-- REQUIREMENTS --
Check each line of the entries below for the string "Price"; copy every line where it appears.
# Start of DATA FOR THE TASK
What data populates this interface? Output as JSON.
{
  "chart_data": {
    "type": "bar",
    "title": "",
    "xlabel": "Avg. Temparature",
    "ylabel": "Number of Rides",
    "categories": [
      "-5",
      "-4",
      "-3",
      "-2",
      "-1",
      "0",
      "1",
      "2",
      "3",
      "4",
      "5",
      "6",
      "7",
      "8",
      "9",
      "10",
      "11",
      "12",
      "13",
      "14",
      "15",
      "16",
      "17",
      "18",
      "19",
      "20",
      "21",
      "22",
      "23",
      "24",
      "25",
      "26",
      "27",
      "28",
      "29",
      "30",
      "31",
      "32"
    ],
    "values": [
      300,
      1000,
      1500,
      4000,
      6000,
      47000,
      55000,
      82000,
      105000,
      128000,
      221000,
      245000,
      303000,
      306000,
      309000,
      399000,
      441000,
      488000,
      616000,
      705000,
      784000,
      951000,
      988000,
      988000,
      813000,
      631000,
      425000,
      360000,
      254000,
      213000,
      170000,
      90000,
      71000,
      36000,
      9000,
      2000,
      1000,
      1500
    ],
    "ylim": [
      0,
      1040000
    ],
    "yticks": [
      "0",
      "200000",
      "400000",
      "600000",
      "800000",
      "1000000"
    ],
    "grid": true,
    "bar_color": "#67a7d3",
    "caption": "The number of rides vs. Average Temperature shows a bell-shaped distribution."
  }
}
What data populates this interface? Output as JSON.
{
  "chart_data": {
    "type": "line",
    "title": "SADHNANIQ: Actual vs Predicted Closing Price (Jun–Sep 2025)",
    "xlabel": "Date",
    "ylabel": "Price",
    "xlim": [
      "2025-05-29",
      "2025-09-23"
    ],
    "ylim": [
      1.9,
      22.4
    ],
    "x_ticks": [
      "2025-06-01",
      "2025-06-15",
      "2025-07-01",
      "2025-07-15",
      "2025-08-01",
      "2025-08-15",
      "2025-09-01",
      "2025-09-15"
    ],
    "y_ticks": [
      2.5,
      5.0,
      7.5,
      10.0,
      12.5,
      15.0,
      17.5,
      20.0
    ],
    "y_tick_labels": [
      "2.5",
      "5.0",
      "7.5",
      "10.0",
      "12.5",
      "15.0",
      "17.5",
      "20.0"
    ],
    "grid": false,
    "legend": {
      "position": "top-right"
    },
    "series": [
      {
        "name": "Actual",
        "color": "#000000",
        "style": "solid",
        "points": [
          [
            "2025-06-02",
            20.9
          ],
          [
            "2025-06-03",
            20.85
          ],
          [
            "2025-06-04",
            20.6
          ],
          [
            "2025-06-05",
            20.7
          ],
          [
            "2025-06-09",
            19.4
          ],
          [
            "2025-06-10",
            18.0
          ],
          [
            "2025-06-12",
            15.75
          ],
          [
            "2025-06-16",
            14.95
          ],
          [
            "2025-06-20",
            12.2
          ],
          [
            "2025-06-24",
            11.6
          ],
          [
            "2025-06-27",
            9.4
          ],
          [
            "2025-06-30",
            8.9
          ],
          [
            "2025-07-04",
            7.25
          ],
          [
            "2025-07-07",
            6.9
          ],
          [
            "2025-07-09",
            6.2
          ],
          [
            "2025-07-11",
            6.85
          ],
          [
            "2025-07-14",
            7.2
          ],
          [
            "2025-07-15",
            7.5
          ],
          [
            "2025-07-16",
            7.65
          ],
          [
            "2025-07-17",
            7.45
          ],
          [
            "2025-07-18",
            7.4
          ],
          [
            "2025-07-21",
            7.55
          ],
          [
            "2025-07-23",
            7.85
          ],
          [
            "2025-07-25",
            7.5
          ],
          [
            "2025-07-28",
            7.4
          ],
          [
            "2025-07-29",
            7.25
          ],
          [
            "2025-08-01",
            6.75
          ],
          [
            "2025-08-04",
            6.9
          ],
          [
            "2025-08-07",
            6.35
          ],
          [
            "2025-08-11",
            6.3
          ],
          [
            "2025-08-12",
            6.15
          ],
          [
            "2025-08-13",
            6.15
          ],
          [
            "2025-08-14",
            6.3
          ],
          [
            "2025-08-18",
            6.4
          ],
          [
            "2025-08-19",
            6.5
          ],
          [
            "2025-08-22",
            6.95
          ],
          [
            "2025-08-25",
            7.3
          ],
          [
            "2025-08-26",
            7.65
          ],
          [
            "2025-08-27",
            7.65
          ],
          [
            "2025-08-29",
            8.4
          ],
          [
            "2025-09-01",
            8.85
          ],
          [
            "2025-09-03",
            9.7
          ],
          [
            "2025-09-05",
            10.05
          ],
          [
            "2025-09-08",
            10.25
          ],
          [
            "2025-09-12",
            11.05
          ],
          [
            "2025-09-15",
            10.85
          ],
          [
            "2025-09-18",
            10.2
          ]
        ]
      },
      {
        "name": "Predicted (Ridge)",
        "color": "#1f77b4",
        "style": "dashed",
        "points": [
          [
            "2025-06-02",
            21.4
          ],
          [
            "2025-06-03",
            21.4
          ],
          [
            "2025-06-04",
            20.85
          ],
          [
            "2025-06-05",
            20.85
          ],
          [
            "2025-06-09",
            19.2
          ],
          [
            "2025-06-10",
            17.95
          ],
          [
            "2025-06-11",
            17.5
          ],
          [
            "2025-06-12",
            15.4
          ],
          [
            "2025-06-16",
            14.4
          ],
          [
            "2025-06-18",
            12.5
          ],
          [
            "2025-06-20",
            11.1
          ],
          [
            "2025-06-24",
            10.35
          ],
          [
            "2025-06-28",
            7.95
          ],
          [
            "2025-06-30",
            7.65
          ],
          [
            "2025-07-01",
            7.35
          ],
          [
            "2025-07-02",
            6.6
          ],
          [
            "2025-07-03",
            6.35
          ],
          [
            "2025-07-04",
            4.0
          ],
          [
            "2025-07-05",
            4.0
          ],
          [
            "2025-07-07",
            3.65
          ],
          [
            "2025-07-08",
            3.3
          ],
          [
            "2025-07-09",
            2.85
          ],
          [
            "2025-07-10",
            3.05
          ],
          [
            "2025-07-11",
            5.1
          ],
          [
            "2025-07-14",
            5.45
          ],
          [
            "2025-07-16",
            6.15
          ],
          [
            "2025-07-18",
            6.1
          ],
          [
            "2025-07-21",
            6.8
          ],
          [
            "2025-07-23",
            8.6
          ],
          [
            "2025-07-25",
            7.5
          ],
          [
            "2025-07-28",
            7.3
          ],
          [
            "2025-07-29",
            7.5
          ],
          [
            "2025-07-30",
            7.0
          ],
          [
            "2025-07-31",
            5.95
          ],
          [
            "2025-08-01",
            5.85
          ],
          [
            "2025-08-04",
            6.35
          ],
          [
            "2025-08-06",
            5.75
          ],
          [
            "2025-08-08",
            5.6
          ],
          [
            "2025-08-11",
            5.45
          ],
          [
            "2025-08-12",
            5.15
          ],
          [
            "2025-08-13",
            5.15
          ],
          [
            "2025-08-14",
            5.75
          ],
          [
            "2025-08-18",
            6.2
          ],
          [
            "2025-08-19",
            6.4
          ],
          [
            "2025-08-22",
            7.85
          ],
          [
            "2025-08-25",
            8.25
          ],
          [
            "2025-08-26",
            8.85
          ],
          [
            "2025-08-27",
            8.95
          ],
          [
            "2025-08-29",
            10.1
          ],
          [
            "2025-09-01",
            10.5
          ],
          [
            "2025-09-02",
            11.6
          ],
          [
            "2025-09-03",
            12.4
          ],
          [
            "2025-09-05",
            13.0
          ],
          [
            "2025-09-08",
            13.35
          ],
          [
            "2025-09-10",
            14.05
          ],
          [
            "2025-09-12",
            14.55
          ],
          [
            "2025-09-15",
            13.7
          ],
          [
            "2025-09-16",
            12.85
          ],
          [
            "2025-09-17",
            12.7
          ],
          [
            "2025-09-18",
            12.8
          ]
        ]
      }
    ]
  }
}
# End of DATA FOR THE TASK
-- PROBLEM SOLUTION --
    "title": "SADHNANIQ: Actual vs Predicted Closing Price (Jun–Sep 2025)",
    "ylabel": "Price",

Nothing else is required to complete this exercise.